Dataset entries
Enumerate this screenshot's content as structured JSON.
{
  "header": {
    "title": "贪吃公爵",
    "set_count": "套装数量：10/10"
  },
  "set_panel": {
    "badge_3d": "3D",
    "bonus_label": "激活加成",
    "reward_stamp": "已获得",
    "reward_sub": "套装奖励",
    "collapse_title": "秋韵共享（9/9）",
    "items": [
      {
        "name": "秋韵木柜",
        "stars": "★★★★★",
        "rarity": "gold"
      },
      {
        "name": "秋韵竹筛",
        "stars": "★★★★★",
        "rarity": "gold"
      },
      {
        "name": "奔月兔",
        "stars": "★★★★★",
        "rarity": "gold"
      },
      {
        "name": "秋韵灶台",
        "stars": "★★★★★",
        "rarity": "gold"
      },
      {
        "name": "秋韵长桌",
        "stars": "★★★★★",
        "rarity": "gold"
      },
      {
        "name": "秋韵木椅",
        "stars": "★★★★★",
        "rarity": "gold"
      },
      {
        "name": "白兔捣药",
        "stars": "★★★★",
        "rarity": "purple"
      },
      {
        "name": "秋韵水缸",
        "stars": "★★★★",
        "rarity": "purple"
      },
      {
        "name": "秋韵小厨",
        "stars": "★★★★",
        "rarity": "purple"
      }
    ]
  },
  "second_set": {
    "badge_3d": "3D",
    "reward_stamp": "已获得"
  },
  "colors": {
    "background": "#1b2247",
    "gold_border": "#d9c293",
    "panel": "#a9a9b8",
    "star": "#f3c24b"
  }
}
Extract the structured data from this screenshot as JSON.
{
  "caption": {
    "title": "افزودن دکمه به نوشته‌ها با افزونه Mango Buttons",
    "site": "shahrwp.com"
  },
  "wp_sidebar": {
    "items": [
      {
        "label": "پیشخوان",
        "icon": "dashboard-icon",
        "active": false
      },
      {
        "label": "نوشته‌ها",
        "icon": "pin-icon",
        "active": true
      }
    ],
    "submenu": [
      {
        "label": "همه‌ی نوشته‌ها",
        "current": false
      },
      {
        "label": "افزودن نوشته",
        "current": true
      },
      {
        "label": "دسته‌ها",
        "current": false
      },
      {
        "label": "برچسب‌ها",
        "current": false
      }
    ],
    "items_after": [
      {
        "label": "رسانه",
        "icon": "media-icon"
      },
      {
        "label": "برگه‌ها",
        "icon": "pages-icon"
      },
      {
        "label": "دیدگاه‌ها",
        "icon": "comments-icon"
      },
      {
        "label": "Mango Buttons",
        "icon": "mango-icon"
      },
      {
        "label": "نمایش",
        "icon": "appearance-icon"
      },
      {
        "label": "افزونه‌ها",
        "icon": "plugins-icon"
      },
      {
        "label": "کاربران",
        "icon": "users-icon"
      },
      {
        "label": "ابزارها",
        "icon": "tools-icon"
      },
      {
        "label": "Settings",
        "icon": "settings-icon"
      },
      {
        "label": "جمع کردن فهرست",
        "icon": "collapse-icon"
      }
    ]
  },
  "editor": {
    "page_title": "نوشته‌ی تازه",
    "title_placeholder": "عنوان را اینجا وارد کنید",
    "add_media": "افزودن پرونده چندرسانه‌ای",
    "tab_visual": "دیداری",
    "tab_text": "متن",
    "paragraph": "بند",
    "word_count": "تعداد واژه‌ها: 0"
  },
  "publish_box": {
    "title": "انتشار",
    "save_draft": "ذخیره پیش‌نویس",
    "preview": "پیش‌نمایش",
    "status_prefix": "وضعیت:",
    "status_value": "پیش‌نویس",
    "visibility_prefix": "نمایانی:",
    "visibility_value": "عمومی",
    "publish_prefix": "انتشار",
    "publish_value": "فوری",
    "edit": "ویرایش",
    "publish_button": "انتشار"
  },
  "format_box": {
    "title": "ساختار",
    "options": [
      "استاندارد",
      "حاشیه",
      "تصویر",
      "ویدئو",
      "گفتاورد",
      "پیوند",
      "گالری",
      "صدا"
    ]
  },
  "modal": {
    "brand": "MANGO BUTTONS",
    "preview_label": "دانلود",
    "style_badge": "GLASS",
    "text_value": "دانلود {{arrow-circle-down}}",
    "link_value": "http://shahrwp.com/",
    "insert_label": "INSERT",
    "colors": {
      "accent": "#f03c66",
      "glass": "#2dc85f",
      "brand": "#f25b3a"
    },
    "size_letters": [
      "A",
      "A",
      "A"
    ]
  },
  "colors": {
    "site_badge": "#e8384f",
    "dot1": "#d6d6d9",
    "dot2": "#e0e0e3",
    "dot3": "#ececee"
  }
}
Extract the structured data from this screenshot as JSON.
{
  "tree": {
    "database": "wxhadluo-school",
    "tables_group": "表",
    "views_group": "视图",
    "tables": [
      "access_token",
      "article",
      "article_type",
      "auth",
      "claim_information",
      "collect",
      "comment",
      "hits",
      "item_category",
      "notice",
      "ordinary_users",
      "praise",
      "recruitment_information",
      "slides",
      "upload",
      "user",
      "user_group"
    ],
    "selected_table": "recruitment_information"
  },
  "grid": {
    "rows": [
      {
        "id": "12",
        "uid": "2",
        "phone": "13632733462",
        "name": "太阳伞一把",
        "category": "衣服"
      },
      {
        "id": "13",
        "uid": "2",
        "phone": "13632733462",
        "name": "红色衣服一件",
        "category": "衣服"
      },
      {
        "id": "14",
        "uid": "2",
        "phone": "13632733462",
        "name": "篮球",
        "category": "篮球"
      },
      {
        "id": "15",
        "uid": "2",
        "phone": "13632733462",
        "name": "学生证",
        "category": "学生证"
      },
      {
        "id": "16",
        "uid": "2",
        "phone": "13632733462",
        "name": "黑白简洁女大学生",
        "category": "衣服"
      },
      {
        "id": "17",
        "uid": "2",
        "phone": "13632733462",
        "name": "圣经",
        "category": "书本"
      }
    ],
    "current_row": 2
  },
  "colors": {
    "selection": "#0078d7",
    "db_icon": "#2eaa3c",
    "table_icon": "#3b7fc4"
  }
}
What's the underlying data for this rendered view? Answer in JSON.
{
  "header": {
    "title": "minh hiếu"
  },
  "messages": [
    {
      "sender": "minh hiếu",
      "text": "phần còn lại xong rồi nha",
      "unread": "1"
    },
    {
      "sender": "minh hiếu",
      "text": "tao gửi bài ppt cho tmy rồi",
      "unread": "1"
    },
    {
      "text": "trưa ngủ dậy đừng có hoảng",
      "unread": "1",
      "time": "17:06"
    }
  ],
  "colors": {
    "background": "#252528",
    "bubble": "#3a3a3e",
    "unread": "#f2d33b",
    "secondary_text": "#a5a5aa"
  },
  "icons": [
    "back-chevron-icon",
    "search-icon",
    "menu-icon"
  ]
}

## DIRECTIONS FOR THIS TASK
Repeat all the entries exactly as given.

## THE RESPONSE
Enumerate this screenshot's content as structured JSON.
{
  "header": {
    "title": "贪吃公爵",
    "set_count": "套装数量：10/10"
  },
  "set_panel": {
    "badge_3d": "3D",
    "bonus_label": "激活加成",
    "reward_stamp": "已获得",
    "reward_sub": "套装奖励",
    "collapse_title": "秋韵共享（9/9）",
    "items": [
      {
        "name": "秋韵木柜",
        "stars": "★★★★★",
        "rarity": "gold"
      },
      {
        "name": "秋韵竹筛",
        "stars": "★★★★★",
        "rarity": "gold"
      },
      {
        "name": "奔月兔",
        "stars": "★★★★★",
        "rarity": "gold"
      },
      {
        "name": "秋韵灶台",
        "stars": "★★★★★",
        "rarity": "gold"
      },
      {
        "name": "秋韵长桌",
        "stars": "★★★★★",
        "rarity": "gold"
      },
      {
        "name": "秋韵木椅",
        "stars": "★★★★★",
        "rarity": "gold"
      },
      {
        "name": "白兔捣药",
        "stars": "★★★★",
        "rarity": "purple"
      },
      {
        "name": "秋韵水缸",
        "stars": "★★★★",
        "rarity": "purple"
      },
      {
        "name": "秋韵小厨",
        "stars": "★★★★",
        "rarity": "purple"
      }
    ]
  },
  "second_set": {
    "badge_3d": "3D",
    "reward_stamp": "已获得"
  },
  "colors": {
    "background": "#1b2247",
    "gold_border": "#d9c293",
    "panel": "#a9a9b8",
    "star": "#f3c24b"
  }
}
Extract the structured data from this screenshot as JSON.
{
  "caption": {
    "title": "افزودن دکمه به نوشته‌ها با افزونه Mango Buttons",
    "site": "shahrwp.com"
  },
  "wp_sidebar": {
    "items": [
      {
        "label": "پیشخوان",
        "icon": "dashboard-icon",
        "active": false
      },
      {
        "label": "نوشته‌ها",
        "icon": "pin-icon",
        "active": true
      }
    ],
    "submenu": [
      {
        "label": "همه‌ی نوشته‌ها",
        "current": false
      },
      {
        "label": "افزودن نوشته",
        "current": true
      },
      {
        "label": "دسته‌ها",
        "current": false
      },
      {
        "label": "برچسب‌ها",
        "current": false
      }
    ],
    "items_after": [
      {
        "label": "رسانه",
        "icon": "media-icon"
      },
      {
        "label": "برگه‌ها",
        "icon": "pages-icon"
      },
      {
        "label": "دیدگاه‌ها",
        "icon": "comments-icon"
      },
      {
        "label": "Mango Buttons",
        "icon": "mango-icon"
      },
      {
        "label": "نمایش",
        "icon": "appearance-icon"
      },
      {
        "label": "افزونه‌ها",
        "icon": "plugins-icon"
      },
      {
        "label": "کاربران",
        "icon": "users-icon"
      },
      {
        "label": "ابزارها",
        "icon": "tools-icon"
      },
      {
        "label": "Settings",
        "icon": "settings-icon"
      },
      {
        "label": "جمع کردن فهرست",
        "icon": "collapse-icon"
      }
    ]
  },
  "editor": {
    "page_title": "نوشته‌ی تازه",
    "title_placeholder": "عنوان را اینجا وارد کنید",
    "add_media": "افزودن پرونده چندرسانه‌ای",
    "tab_visual": "دیداری",
    "tab_text": "متن",
    "paragraph": "بند",
    "word_count": "تعداد واژه‌ها: 0"
  },
  "publish_box": {
    "title": "انتشار",
    "save_draft": "ذخیره پیش‌نویس",
    "preview": "پیش‌نمایش",
    "status_prefix": "وضعیت:",
    "status_value": "پیش‌نویس",
    "visibility_prefix": "نمایانی:",
    "visibility_value": "عمومی",
    "publish_prefix": "انتشار",
    "publish_value": "فوری",
    "edit": "ویرایش",
    "publish_button": "انتشار"
  },
  "format_box": {
    "title": "ساختار",
    "options": [
      "استاندارد",
      "حاشیه",
      "تصویر",
      "ویدئو",
      "گفتاورد",
      "پیوند",
      "گالری",
      "صدا"
    ]
  },
  "modal": {
    "brand": "MANGO BUTTONS",
    "preview_label": "دانلود",
    "style_badge": "GLASS",
    "text_value": "دانلود {{arrow-circle-down}}",
    "link_value": "http://shahrwp.com/",
    "insert_label": "INSERT",
    "colors": {
      "accent": "#f03c66",
      "glass": "#2dc85f",
      "brand": "#f25b3a"
    },
    "size_letters": [
      "A",
      "A",
      "A"
    ]
  },
  "colors": {
    "site_badge": "#e8384f",
    "dot1": "#d6d6d9",
    "dot2": "#e0e0e3",
    "dot3": "#ececee"
  }
}
Extract the structured data from this screenshot as JSON.
{
  "tree": {
    "database": "wxhadluo-school",
    "tables_group": "表",
    "views_group": "视图",
    "tables": [
      "access_token",
      "article",
      "article_type",
      "auth",
      "claim_information",
      "collect",
      "comment",
      "hits",
      "item_category",
      "notice",
      "ordinary_users",
      "praise",
      "recruitment_information",
      "slides",
      "upload",
      "user",
      "user_group"
    ],
    "selected_table": "recruitment_information"
  },
  "grid": {
    "rows": [
      {
        "id": "12",
        "uid": "2",
        "phone": "13632733462",
        "name": "太阳伞一把",
        "category": "衣服"
      },
      {
        "id": "13",
        "uid": "2",
        "phone": "13632733462",
        "name": "红色衣服一件",
        "category": "衣服"
      },
      {
        "id": "14",
        "uid": "2",
        "phone": "13632733462",
        "name": "篮球",
        "category": "篮球"
      },
      {
        "id": "15",
        "uid": "2",
        "phone": "13632733462",
        "name": "学生证",
        "category": "学生证"
      },
      {
        "id": "16",
        "uid": "2",
        "phone": "13632733462",
        "name": "黑白简洁女大学生",
        "category": "衣服"
      },
      {
        "id": "17",
        "uid": "2",
        "phone": "13632733462",
        "name": "圣经",
        "category": "书本"
      }
    ],
    "current_row": 2
  },
  "colors": {
    "selection": "#0078d7",
    "db_icon": "#2eaa3c",
    "table_icon": "#3b7fc4"
  }
}
What's the underlying data for this rendered view? Answer in JSON.
{
  "header": {
    "title": "minh hiếu"
  },
  "messages": [
    {
      "sender": "minh hiếu",
      "text": "phần còn lại xong rồi nha",
      "unread": "1"
    },
    {
      "sender": "minh hiếu",
      "text": "tao gửi bài ppt cho tmy rồi",
      "unread": "1"
    },
    {
      "text": "trưa ngủ dậy đừng có hoảng",
      "unread": "1",
      "time": "17:06"
    }
  ],
  "colors": {
    "background": "#252528",
    "bubble": "#3a3a3e",
    "unread": "#f2d33b",
    "secondary_text": "#a5a5aa"
  },
  "icons": [
    "back-chevron-icon",
    "search-icon",
    "menu-icon"
  ]
}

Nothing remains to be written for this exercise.